Raw data =>

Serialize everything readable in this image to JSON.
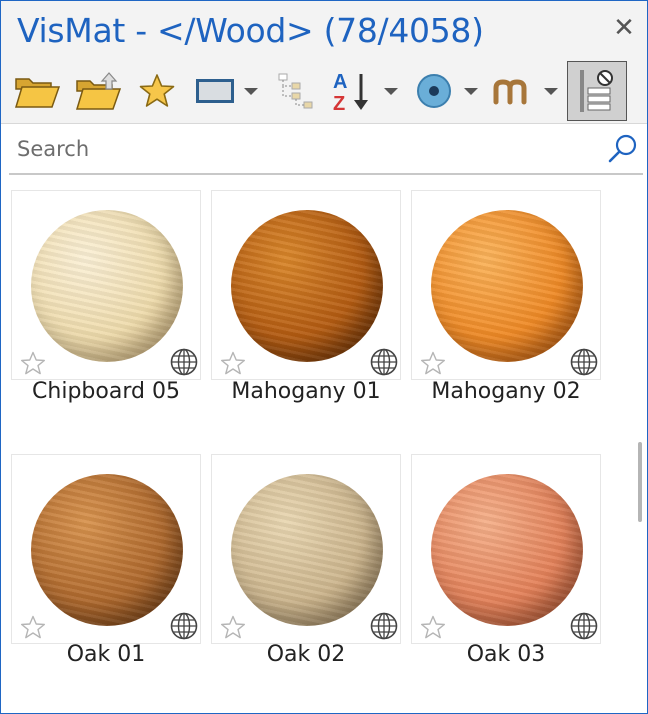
{
  "window": {
    "title": "VisMat - </Wood> (78/4058)"
  },
  "toolbar": {
    "buttons": [
      {
        "name": "open-folder-button",
        "icon": "open-folder-icon"
      },
      {
        "name": "export-folder-button",
        "icon": "folder-upload-icon"
      },
      {
        "name": "favorites-button",
        "icon": "star-icon"
      },
      {
        "name": "view-mode-button",
        "icon": "thumbnail-view-icon"
      },
      {
        "name": "tree-view-button",
        "icon": "tree-structure-icon"
      },
      {
        "name": "sort-button",
        "icon": "sort-az-icon"
      },
      {
        "name": "render-mode-button",
        "icon": "sphere-preview-icon"
      },
      {
        "name": "material-type-button",
        "icon": "material-m-icon"
      },
      {
        "name": "library-filter-button",
        "icon": "library-filter-icon",
        "active": true
      }
    ]
  },
  "search": {
    "placeholder": "Search"
  },
  "materials": [
    {
      "name": "Chipboard 05",
      "colors": [
        "#fbf0d6",
        "#efdcad",
        "#c9a870"
      ],
      "favorite": false,
      "online": true
    },
    {
      "name": "Mahogany 01",
      "colors": [
        "#d9862a",
        "#b45c12",
        "#5e2a05"
      ],
      "favorite": false,
      "online": true
    },
    {
      "name": "Mahogany 02",
      "colors": [
        "#fbb35a",
        "#ef8a26",
        "#b5540c"
      ],
      "favorite": false,
      "online": true
    },
    {
      "name": "Oak 01",
      "colors": [
        "#d8934e",
        "#b06a2e",
        "#6a3812"
      ],
      "favorite": false,
      "online": true
    },
    {
      "name": "Oak 02",
      "colors": [
        "#e9d7b2",
        "#cdb68e",
        "#8f7652"
      ],
      "favorite": false,
      "online": true
    },
    {
      "name": "Oak 03",
      "colors": [
        "#f5b08a",
        "#e4825a",
        "#a84f2c"
      ],
      "favorite": false,
      "online": true
    }
  ],
  "colors": {
    "title": "#1e63c0",
    "border": "#1f66c4",
    "search_icon": "#1e63c0"
  }
}
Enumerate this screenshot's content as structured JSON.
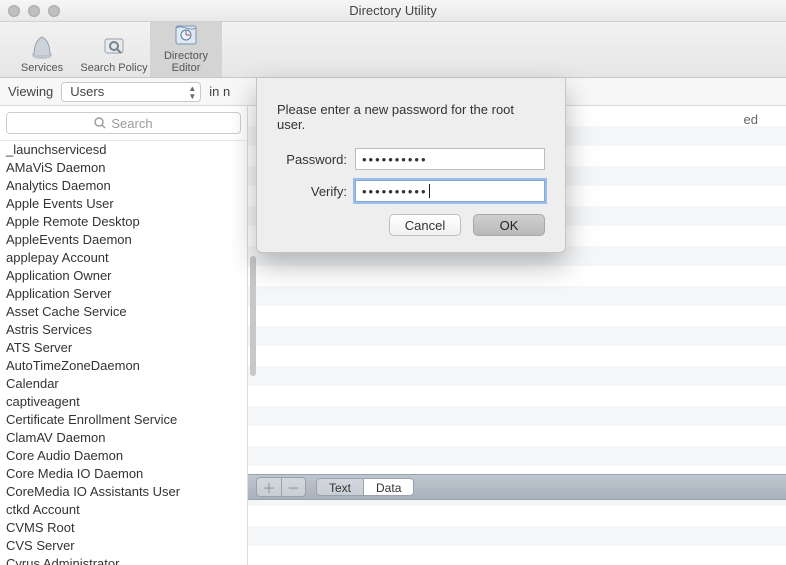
{
  "window": {
    "title": "Directory Utility"
  },
  "toolbar": {
    "items": [
      {
        "label": "Services"
      },
      {
        "label": "Search Policy"
      },
      {
        "label": "Directory Editor"
      }
    ],
    "active_index": 2
  },
  "viewbar": {
    "viewing_label": "Viewing",
    "select_value": "Users",
    "in_label": "in n",
    "partial_right": "ed"
  },
  "search": {
    "placeholder": "Search"
  },
  "users": [
    "_launchservicesd",
    "AMaViS Daemon",
    "Analytics Daemon",
    "Apple Events User",
    "Apple Remote Desktop",
    "AppleEvents Daemon",
    "applepay Account",
    "Application Owner",
    "Application Server",
    "Asset Cache Service",
    "Astris Services",
    "ATS Server",
    "AutoTimeZoneDaemon",
    "Calendar",
    "captiveagent",
    "Certificate Enrollment Service",
    "ClamAV Daemon",
    "Core Audio Daemon",
    "Core Media IO Daemon",
    "CoreMedia IO Assistants User",
    "ctkd Account",
    "CVMS Root",
    "CVS Server",
    "Cyrus Administrator"
  ],
  "editbar": {
    "seg": {
      "text": "Text",
      "data": "Data",
      "selected": "data"
    }
  },
  "sheet": {
    "message": "Please enter a new password for the root user.",
    "password_label": "Password:",
    "verify_label": "Verify:",
    "password_value": "••••••••••",
    "verify_value": "••••••••••",
    "cancel": "Cancel",
    "ok": "OK"
  }
}
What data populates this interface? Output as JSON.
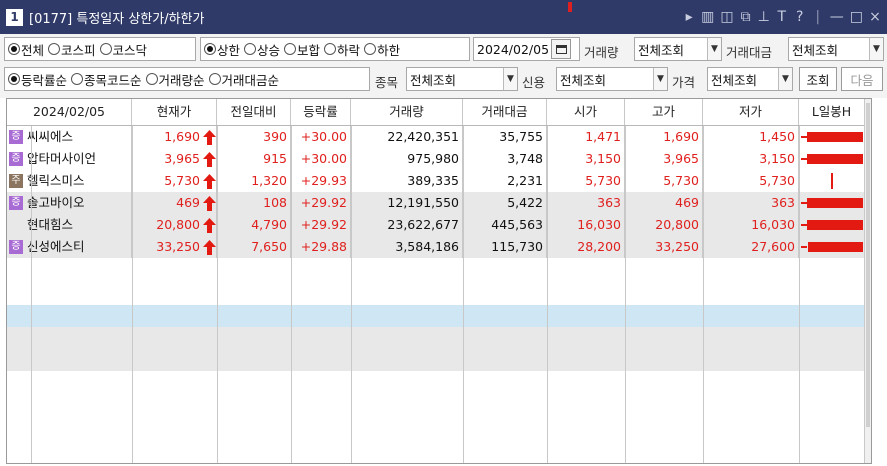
{
  "window": {
    "number": "1",
    "title": "[0177] 특정일자 상한가/하한가",
    "tools": [
      "▸",
      "▥",
      "◫",
      "⧉",
      "⊥",
      "T",
      "?",
      "|",
      "—",
      "□",
      "×"
    ]
  },
  "filters": {
    "market_options": [
      "전체",
      "코스피",
      "코스닥"
    ],
    "market_selected": 0,
    "limit_options": [
      "상한",
      "상승",
      "보합",
      "하락",
      "하한"
    ],
    "limit_selected": 0,
    "date": "2024/02/05",
    "volume_label": "거래량",
    "volume_value": "전체조회",
    "amount_label": "거래대금",
    "amount_value": "전체조회",
    "sort_options": [
      "등락률순",
      "종목코드순",
      "거래량순",
      "거래대금순"
    ],
    "sort_selected": 0,
    "stock_label": "종목",
    "stock_value": "전체조회",
    "credit_label": "신용",
    "credit_value": "전체조회",
    "price_label": "가격",
    "price_value": "전체조회",
    "search_button": "조회",
    "next_button": "다음"
  },
  "table": {
    "columns": [
      "2024/02/05",
      "현재가",
      "전일대비",
      "등락률",
      "거래량",
      "거래대금",
      "시가",
      "고가",
      "저가",
      "L일봉H"
    ],
    "rows": [
      {
        "badge": "증",
        "name": "씨씨에스",
        "price": "1,690",
        "change": "390",
        "rate": "+30.00",
        "volume": "22,420,351",
        "amount": "35,755",
        "open": "1,471",
        "high": "1,690",
        "low": "1,450",
        "open_color": "red",
        "high_color": "red",
        "low_color": "red",
        "candle": 0.96
      },
      {
        "badge": "증",
        "name": "압타머사이언",
        "price": "3,965",
        "change": "915",
        "rate": "+30.00",
        "volume": "975,980",
        "amount": "3,748",
        "open": "3,150",
        "high": "3,965",
        "low": "3,150",
        "open_color": "red",
        "high_color": "red",
        "low_color": "red",
        "candle": 0.96
      },
      {
        "badge": "주",
        "name": "헬릭스미스",
        "price": "5,730",
        "change": "1,320",
        "rate": "+29.93",
        "volume": "389,335",
        "amount": "2,231",
        "open": "5,730",
        "high": "5,730",
        "low": "5,730",
        "open_color": "red",
        "high_color": "red",
        "low_color": "red",
        "candle": 0.0
      },
      {
        "badge": "증",
        "name": "솔고바이오",
        "price": "469",
        "change": "108",
        "rate": "+29.92",
        "volume": "12,191,550",
        "amount": "5,422",
        "open": "363",
        "high": "469",
        "low": "363",
        "open_color": "red",
        "high_color": "red",
        "low_color": "red",
        "candle": 0.96
      },
      {
        "badge": "",
        "name": "현대힘스",
        "price": "20,800",
        "change": "4,790",
        "rate": "+29.92",
        "volume": "23,622,677",
        "amount": "445,563",
        "open": "16,030",
        "high": "20,800",
        "low": "16,030",
        "open_color": "red",
        "high_color": "red",
        "low_color": "red",
        "candle": 0.96
      },
      {
        "badge": "증",
        "name": "신성에스티",
        "price": "33,250",
        "change": "7,650",
        "rate": "+29.88",
        "volume": "3,584,186",
        "amount": "115,730",
        "open": "28,200",
        "high": "33,250",
        "low": "27,600",
        "open_color": "red",
        "high_color": "red",
        "low_color": "red",
        "candle": 0.94
      }
    ]
  },
  "colors": {
    "titlebar": "#2f3a68",
    "up_red": "#e0201e",
    "candle_red": "#e21a12",
    "row_alt": "#e8e8e8",
    "selected_row": "#cfe6f5",
    "badge_jeung": "#a86bd4",
    "badge_ju": "#8b7560"
  }
}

Direction => Leaving all pictures aside, quote each record exactly.

Problem solution =>
Serialize everything readable in this image to JSON.
{
  "window": {
    "title": "VisMat - </Wood> (78/4058)"
  },
  "toolbar": {
    "buttons": [
      {
        "name": "open-folder-button",
        "icon": "open-folder-icon"
      },
      {
        "name": "export-folder-button",
        "icon": "folder-upload-icon"
      },
      {
        "name": "favorites-button",
        "icon": "star-icon"
      },
      {
        "name": "view-mode-button",
        "icon": "thumbnail-view-icon"
      },
      {
        "name": "tree-view-button",
        "icon": "tree-structure-icon"
      },
      {
        "name": "sort-button",
        "icon": "sort-az-icon"
      },
      {
        "name": "render-mode-button",
        "icon": "sphere-preview-icon"
      },
      {
        "name": "material-type-button",
        "icon": "material-m-icon"
      },
      {
        "name": "library-filter-button",
        "icon": "library-filter-icon",
        "active": true
      }
    ]
  },
  "search": {
    "placeholder": "Search"
  },
  "materials": [
    {
      "name": "Chipboard 05",
      "colors": [
        "#fbf0d6",
        "#efdcad",
        "#c9a870"
      ],
      "favorite": false,
      "online": true
    },
    {
      "name": "Mahogany 01",
      "colors": [
        "#d9862a",
        "#b45c12",
        "#5e2a05"
      ],
      "favorite": false,
      "online": true
    },
    {
      "name": "Mahogany 02",
      "colors": [
        "#fbb35a",
        "#ef8a26",
        "#b5540c"
      ],
      "favorite": false,
      "online": true
    },
    {
      "name": "Oak 01",
      "colors": [
        "#d8934e",
        "#b06a2e",
        "#6a3812"
      ],
      "favorite": false,
      "online": true
    },
    {
      "name": "Oak 02",
      "colors": [
        "#e9d7b2",
        "#cdb68e",
        "#8f7652"
      ],
      "favorite": false,
      "online": true
    },
    {
      "name": "Oak 03",
      "colors": [
        "#f5b08a",
        "#e4825a",
        "#a84f2c"
      ],
      "favorite": false,
      "online": true
    }
  ],
  "colors": {
    "title": "#1e63c0",
    "border": "#1f66c4",
    "search_icon": "#1e63c0"
  }
}
Enumerate this screenshot's content as structured JSON.
{
  "window": {
    "title": "Directory Utility"
  },
  "toolbar": {
    "items": [
      {
        "label": "Services"
      },
      {
        "label": "Search Policy"
      },
      {
        "label": "Directory Editor"
      }
    ],
    "active_index": 2
  },
  "viewbar": {
    "viewing_label": "Viewing",
    "select_value": "Users",
    "in_label": "in n",
    "partial_right": "ed"
  },
  "search": {
    "placeholder": "Search"
  },
  "users": [
    "_launchservicesd",
    "AMaViS Daemon",
    "Analytics Daemon",
    "Apple Events User",
    "Apple Remote Desktop",
    "AppleEvents Daemon",
    "applepay Account",
    "Application Owner",
    "Application Server",
    "Asset Cache Service",
    "Astris Services",
    "ATS Server",
    "AutoTimeZoneDaemon",
    "Calendar",
    "captiveagent",
    "Certificate Enrollment Service",
    "ClamAV Daemon",
    "Core Audio Daemon",
    "Core Media IO Daemon",
    "CoreMedia IO Assistants User",
    "ctkd Account",
    "CVMS Root",
    "CVS Server",
    "Cyrus Administrator"
  ],
  "editbar": {
    "seg": {
      "text": "Text",
      "data": "Data",
      "selected": "data"
    }
  },
  "sheet": {
    "message": "Please enter a new password for the root user.",
    "password_label": "Password:",
    "verify_label": "Verify:",
    "password_value": "••••••••••",
    "verify_value": "••••••••••",
    "cancel": "Cancel",
    "ok": "OK"
  }
}
What data populates this interface? Output as JSON.
{
  "window": {
    "number": "1",
    "title": "[0177] 특정일자 상한가/하한가",
    "tools": [
      "▸",
      "▥",
      "◫",
      "⧉",
      "⊥",
      "T",
      "?",
      "|",
      "—",
      "□",
      "×"
    ]
  },
  "filters": {
    "market_options": [
      "전체",
      "코스피",
      "코스닥"
    ],
    "market_selected": 0,
    "limit_options": [
      "상한",
      "상승",
      "보합",
      "하락",
      "하한"
    ],
    "limit_selected": 0,
    "date": "2024/02/05",
    "volume_label": "거래량",
    "volume_value": "전체조회",
    "amount_label": "거래대금",
    "amount_value": "전체조회",
    "sort_options": [
      "등락률순",
      "종목코드순",
      "거래량순",
      "거래대금순"
    ],
    "sort_selected": 0,
    "stock_label": "종목",
    "stock_value": "전체조회",
    "credit_label": "신용",
    "credit_value": "전체조회",
    "price_label": "가격",
    "price_value": "전체조회",
    "search_button": "조회",
    "next_button": "다음"
  },
  "table": {
    "columns": [
      "2024/02/05",
      "현재가",
      "전일대비",
      "등락률",
      "거래량",
      "거래대금",
      "시가",
      "고가",
      "저가",
      "L일봉H"
    ],
    "rows": [
      {
        "badge": "증",
        "name": "씨씨에스",
        "price": "1,690",
        "change": "390",
        "rate": "+30.00",
        "volume": "22,420,351",
        "amount": "35,755",
        "open": "1,471",
        "high": "1,690",
        "low": "1,450",
        "open_color": "red",
        "high_color": "red",
        "low_color": "red",
        "candle": 0.96
      },
      {
        "badge": "증",
        "name": "압타머사이언",
        "price": "3,965",
        "change": "915",
        "rate": "+30.00",
        "volume": "975,980",
        "amount": "3,748",
        "open": "3,150",
        "high": "3,965",
        "low": "3,150",
        "open_color": "red",
        "high_color": "red",
        "low_color": "red",
        "candle": 0.96
      },
      {
        "badge": "주",
        "name": "헬릭스미스",
        "price": "5,730",
        "change": "1,320",
        "rate": "+29.93",
        "volume": "389,335",
        "amount": "2,231",
        "open": "5,730",
        "high": "5,730",
        "low": "5,730",
        "open_color": "red",
        "high_color": "red",
        "low_color": "red",
        "candle": 0.0
      },
      {
        "badge": "증",
        "name": "솔고바이오",
        "price": "469",
        "change": "108",
        "rate": "+29.92",
        "volume": "12,191,550",
        "amount": "5,422",
        "open": "363",
        "high": "469",
        "low": "363",
        "open_color": "red",
        "high_color": "red",
        "low_color": "red",
        "candle": 0.96
      },
      {
        "badge": "",
        "name": "현대힘스",
        "price": "20,800",
        "change": "4,790",
        "rate": "+29.92",
        "volume": "23,622,677",
        "amount": "445,563",
        "open": "16,030",
        "high": "20,800",
        "low": "16,030",
        "open_color": "red",
        "high_color": "red",
        "low_color": "red",
        "candle": 0.96
      },
      {
        "badge": "증",
        "name": "신성에스티",
        "price": "33,250",
        "change": "7,650",
        "rate": "+29.88",
        "volume": "3,584,186",
        "amount": "115,730",
        "open": "28,200",
        "high": "33,250",
        "low": "27,600",
        "open_color": "red",
        "high_color": "red",
        "low_color": "red",
        "candle": 0.94
      }
    ]
  },
  "colors": {
    "titlebar": "#2f3a68",
    "up_red": "#e0201e",
    "candle_red": "#e21a12",
    "row_alt": "#e8e8e8",
    "selected_row": "#cfe6f5",
    "badge_jeung": "#a86bd4",
    "badge_ju": "#8b7560"
  }
}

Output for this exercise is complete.